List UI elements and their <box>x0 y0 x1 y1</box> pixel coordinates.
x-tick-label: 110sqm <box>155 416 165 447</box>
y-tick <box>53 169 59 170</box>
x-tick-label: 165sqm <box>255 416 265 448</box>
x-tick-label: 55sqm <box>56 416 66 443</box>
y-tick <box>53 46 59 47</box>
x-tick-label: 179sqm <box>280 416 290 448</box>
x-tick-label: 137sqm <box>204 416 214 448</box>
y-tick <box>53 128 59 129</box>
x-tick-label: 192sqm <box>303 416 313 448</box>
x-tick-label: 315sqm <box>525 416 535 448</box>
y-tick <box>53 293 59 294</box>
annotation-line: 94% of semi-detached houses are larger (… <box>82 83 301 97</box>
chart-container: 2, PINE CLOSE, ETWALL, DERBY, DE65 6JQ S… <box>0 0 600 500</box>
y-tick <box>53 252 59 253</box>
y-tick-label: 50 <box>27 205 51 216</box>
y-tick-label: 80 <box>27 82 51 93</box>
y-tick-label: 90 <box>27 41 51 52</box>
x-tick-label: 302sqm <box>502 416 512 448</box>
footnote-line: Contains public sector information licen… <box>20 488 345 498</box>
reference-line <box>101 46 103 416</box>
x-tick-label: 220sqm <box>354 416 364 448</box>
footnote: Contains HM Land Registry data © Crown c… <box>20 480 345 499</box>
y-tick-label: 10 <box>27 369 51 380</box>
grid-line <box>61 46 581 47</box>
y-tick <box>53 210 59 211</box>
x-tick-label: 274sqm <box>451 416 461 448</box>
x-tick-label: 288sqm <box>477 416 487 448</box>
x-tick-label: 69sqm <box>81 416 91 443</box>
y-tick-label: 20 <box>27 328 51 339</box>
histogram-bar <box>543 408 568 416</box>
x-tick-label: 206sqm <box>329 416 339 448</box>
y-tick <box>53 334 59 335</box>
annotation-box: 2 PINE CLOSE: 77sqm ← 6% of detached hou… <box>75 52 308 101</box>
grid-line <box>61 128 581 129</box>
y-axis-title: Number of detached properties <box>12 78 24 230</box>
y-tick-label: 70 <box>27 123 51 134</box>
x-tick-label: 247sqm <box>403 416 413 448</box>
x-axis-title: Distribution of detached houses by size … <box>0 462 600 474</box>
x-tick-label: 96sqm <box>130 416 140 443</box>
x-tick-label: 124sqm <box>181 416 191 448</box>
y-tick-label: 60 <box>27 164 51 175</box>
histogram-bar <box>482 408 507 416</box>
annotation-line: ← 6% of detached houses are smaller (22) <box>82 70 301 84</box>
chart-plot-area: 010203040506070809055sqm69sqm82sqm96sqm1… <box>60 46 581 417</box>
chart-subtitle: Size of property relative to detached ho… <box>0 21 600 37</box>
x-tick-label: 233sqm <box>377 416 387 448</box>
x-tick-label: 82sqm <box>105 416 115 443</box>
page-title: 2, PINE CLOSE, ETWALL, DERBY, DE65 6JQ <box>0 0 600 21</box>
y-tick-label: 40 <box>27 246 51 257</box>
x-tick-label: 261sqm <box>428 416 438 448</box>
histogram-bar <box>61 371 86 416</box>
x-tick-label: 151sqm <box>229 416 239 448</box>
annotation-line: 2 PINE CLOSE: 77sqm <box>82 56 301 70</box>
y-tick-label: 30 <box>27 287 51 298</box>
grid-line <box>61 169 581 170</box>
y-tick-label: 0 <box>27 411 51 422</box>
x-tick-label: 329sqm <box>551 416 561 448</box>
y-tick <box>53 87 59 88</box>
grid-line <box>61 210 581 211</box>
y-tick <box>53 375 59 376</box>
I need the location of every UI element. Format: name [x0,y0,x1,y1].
══════════
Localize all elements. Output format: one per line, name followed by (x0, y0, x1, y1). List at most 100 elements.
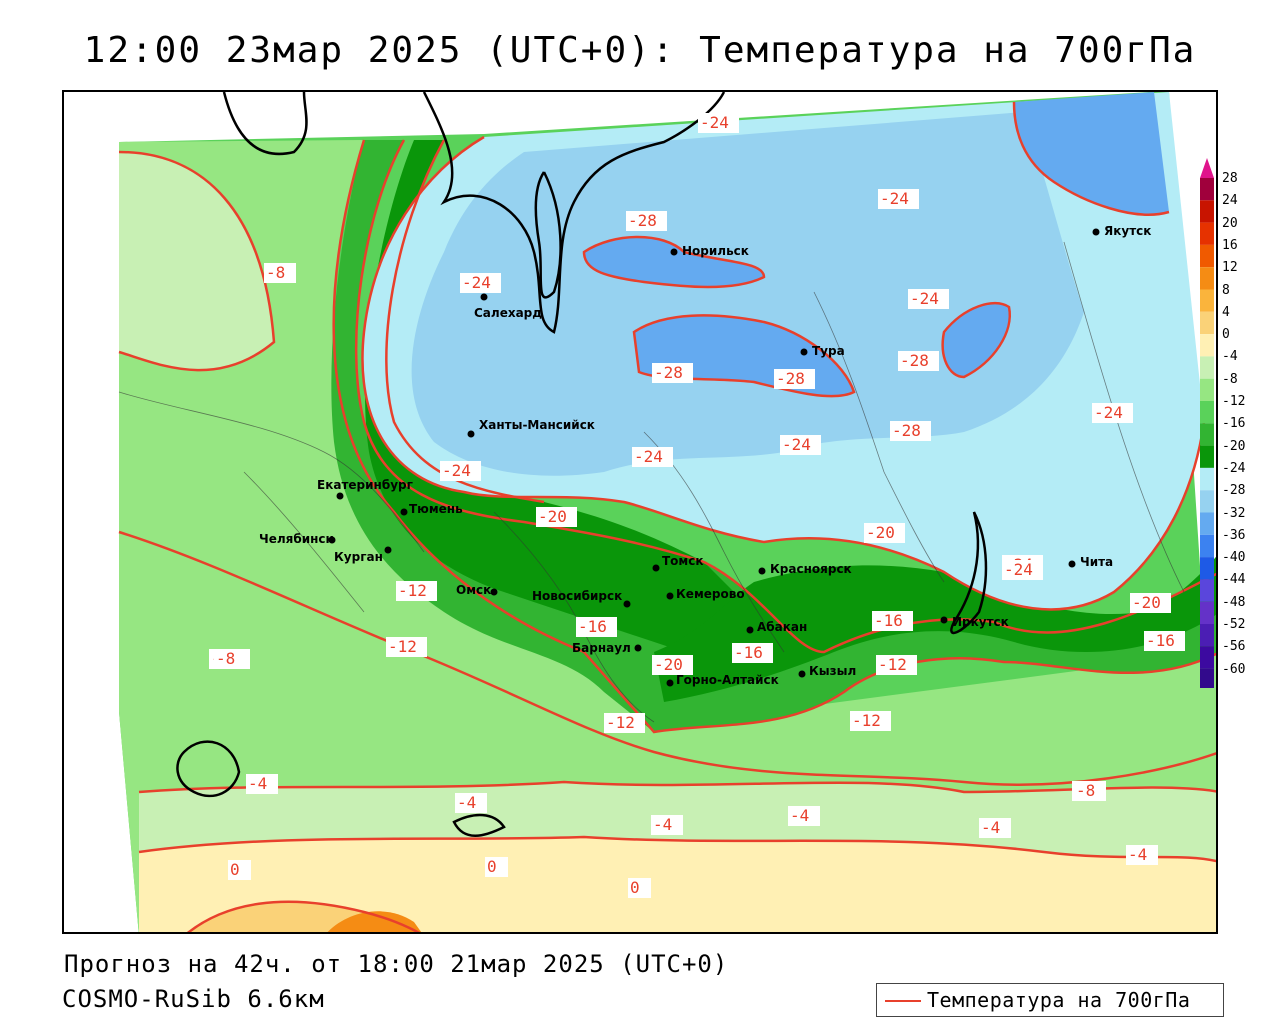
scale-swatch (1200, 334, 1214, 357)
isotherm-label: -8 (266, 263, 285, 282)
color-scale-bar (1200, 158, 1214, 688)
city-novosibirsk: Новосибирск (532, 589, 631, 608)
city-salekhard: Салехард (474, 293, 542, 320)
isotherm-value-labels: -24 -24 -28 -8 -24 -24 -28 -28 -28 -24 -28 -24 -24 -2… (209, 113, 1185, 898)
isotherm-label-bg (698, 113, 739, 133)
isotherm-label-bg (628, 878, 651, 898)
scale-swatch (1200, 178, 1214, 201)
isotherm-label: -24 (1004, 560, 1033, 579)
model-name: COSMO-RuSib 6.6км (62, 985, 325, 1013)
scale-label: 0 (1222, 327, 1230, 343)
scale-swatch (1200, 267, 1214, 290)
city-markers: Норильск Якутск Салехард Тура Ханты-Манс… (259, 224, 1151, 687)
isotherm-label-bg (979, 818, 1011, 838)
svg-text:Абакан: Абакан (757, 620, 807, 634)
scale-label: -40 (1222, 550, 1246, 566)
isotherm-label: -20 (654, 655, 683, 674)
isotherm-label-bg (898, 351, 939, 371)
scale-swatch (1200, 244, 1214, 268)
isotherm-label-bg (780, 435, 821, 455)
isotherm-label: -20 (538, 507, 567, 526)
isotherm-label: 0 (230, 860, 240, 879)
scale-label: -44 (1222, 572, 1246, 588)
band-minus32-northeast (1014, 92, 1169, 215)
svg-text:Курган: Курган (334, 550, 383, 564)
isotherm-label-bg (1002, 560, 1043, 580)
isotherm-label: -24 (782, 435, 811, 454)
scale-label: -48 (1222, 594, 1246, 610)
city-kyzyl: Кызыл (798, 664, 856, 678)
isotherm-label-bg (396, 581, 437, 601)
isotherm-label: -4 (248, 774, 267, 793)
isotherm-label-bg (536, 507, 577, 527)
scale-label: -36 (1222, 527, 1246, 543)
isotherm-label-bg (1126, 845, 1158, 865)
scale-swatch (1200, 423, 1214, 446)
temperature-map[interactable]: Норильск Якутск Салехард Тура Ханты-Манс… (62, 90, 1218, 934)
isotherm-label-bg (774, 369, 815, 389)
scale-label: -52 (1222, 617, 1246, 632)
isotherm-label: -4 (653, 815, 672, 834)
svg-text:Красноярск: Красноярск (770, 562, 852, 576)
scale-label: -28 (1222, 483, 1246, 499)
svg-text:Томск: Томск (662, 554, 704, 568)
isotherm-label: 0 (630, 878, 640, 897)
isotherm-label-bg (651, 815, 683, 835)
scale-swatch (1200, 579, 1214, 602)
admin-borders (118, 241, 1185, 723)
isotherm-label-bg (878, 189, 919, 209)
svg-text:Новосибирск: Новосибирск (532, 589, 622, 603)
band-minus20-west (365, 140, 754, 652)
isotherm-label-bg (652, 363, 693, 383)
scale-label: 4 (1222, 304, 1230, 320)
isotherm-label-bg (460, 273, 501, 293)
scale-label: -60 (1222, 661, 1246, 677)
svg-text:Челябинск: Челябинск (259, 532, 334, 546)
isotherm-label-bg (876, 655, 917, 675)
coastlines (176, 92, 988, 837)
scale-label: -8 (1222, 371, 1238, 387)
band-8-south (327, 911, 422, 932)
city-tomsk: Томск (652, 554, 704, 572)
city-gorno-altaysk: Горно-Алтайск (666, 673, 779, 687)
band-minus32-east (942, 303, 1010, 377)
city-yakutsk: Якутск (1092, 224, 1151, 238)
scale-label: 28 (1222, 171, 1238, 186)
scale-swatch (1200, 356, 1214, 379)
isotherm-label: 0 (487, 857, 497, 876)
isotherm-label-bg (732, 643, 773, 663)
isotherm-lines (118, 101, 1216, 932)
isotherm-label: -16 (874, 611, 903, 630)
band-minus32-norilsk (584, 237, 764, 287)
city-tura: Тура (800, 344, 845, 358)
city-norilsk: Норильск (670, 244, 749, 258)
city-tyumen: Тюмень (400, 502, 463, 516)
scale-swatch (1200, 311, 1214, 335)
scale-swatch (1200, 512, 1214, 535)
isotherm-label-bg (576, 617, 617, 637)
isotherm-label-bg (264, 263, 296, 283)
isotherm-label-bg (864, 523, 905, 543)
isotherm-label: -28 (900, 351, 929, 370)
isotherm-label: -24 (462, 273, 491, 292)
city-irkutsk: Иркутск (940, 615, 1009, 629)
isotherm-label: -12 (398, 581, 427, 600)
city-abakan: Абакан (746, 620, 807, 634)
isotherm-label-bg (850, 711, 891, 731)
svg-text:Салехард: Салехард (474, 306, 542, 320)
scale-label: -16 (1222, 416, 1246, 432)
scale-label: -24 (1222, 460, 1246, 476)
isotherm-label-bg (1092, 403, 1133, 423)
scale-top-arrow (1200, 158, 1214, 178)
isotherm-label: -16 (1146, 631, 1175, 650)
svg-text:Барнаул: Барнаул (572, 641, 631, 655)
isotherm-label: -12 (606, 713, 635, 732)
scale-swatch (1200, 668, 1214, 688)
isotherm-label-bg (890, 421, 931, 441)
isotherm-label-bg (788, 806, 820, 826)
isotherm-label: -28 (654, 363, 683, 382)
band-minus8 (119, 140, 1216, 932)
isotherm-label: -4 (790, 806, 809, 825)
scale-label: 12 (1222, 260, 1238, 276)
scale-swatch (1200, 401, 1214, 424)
══════════
Exercise task: Turn the records between the lines holding "scale-swatch (1200, 334, 1214, 357)" and "isotherm-label: -4 (248, 774, 267, 793)", inclusive, into a Markdown table with the columns Row and Record. Give each line its own numbered row and leave out any blank lines.

Reply:
| Row | Record |
|---|---|
| 1 | scale-swatch (1200, 334, 1214, 357) |
| 2 | isotherm-label: -8 (266, 263, 285, 282) |
| 3 | color-scale-bar (1200, 158, 1214, 688) |
| 4 | city-novosibirsk: Новосибирск (532, 589, 631, 608) |
| 5 | city-salekhard: Салехард (474, 293, 542, 320) |
| 6 | isotherm-value-labels: -24 -24 -28 -8 -24 -24 -28 -28 -28 -24 -28 -24 -24 -2… (209, 113, 1185, 898) |
| 7 | isotherm-label-bg (698, 113, 739, 133) |
| 8 | isotherm-label-bg (628, 878, 651, 898) |
| 9 | scale-swatch (1200, 178, 1214, 201) |
| 10 | isotherm-label: -24 (1004, 560, 1033, 579) |
| 11 | model-name: COSMO-RuSib 6.6км (62, 985, 325, 1013) |
| 12 | scale-label: 0 (1222, 327, 1230, 343) |
| 13 | scale-swatch (1200, 267, 1214, 290) |
| 14 | city-markers: Норильск Якутск Салехард Тура Ханты-Манс… (259, 224, 1151, 687) |
| 15 | isotherm-label-bg (979, 818, 1011, 838) |
| 16 | svg-text:Абакан: Абакан (757, 620, 807, 634) |
| 17 | scale-label: -40 (1222, 550, 1246, 566) |
| 18 | isotherm-label: -20 (654, 655, 683, 674) |
| 19 | isotherm-label-bg (898, 351, 939, 371) |
| 20 | scale-swatch (1200, 244, 1214, 268) |
| 21 | isotherm-label-bg (780, 435, 821, 455) |
| 22 | isotherm-label: -20 (538, 507, 567, 526) |
| 23 | isotherm-label: 0 (230, 860, 240, 879) |
| 24 | scale-label: -44 (1222, 572, 1246, 588) |
| 25 | band-minus32-northeast (1014, 92, 1169, 215) |
| 26 | svg-text:Курган: Курган (334, 550, 383, 564) |
| 27 | isotherm-label-bg (1002, 560, 1043, 580) |
| 28 | isotherm-label: -24 (782, 435, 811, 454) |
| 29 | scale-label: -48 (1222, 594, 1246, 610) |
| 30 | city-kyzyl: Кызыл (798, 664, 856, 678) |
| 31 | isotherm-label-bg (396, 581, 437, 601) |
| 32 | isotherm-label: -4 (248, 774, 267, 793) |